Figure collection entries:
* start *
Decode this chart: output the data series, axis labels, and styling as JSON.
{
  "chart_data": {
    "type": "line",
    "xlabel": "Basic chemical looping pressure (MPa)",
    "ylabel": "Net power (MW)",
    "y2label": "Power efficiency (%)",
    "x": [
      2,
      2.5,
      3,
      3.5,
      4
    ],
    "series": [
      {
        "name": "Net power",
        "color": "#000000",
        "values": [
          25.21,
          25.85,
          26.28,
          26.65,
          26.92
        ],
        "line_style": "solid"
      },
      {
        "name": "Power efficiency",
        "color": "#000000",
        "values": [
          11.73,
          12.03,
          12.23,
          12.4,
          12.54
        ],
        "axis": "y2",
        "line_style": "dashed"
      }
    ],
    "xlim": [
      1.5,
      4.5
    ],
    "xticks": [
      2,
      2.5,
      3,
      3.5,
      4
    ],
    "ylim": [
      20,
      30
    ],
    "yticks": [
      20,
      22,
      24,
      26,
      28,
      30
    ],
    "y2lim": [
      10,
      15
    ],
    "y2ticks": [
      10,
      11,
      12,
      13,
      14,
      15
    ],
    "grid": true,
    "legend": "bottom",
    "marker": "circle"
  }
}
* end *
** Given request **
Reproduce the entries above in full by retyping them exactly.

** Written answer **
Decode this chart: output the data series, axis labels, and styling as JSON.
{
  "chart_data": {
    "type": "line",
    "xlabel": "Basic chemical looping pressure (MPa)",
    "ylabel": "Net power (MW)",
    "y2label": "Power efficiency (%)",
    "x": [
      2,
      2.5,
      3,
      3.5,
      4
    ],
    "series": [
      {
        "name": "Net power",
        "color": "#000000",
        "values": [
          25.21,
          25.85,
          26.28,
          26.65,
          26.92
        ],
        "line_style": "solid"
      },
      {
        "name": "Power efficiency",
        "color": "#000000",
        "values": [
          11.73,
          12.03,
          12.23,
          12.4,
          12.54
        ],
        "axis": "y2",
        "line_style": "dashed"
      }
    ],
    "xlim": [
      1.5,
      4.5
    ],
    "xticks": [
      2,
      2.5,
      3,
      3.5,
      4
    ],
    "ylim": [
      20,
      30
    ],
    "yticks": [
      20,
      22,
      24,
      26,
      28,
      30
    ],
    "y2lim": [
      10,
      15
    ],
    "y2ticks": [
      10,
      11,
      12,
      13,
      14,
      15
    ],
    "grid": true,
    "legend": "bottom",
    "marker": "circle"
  }
}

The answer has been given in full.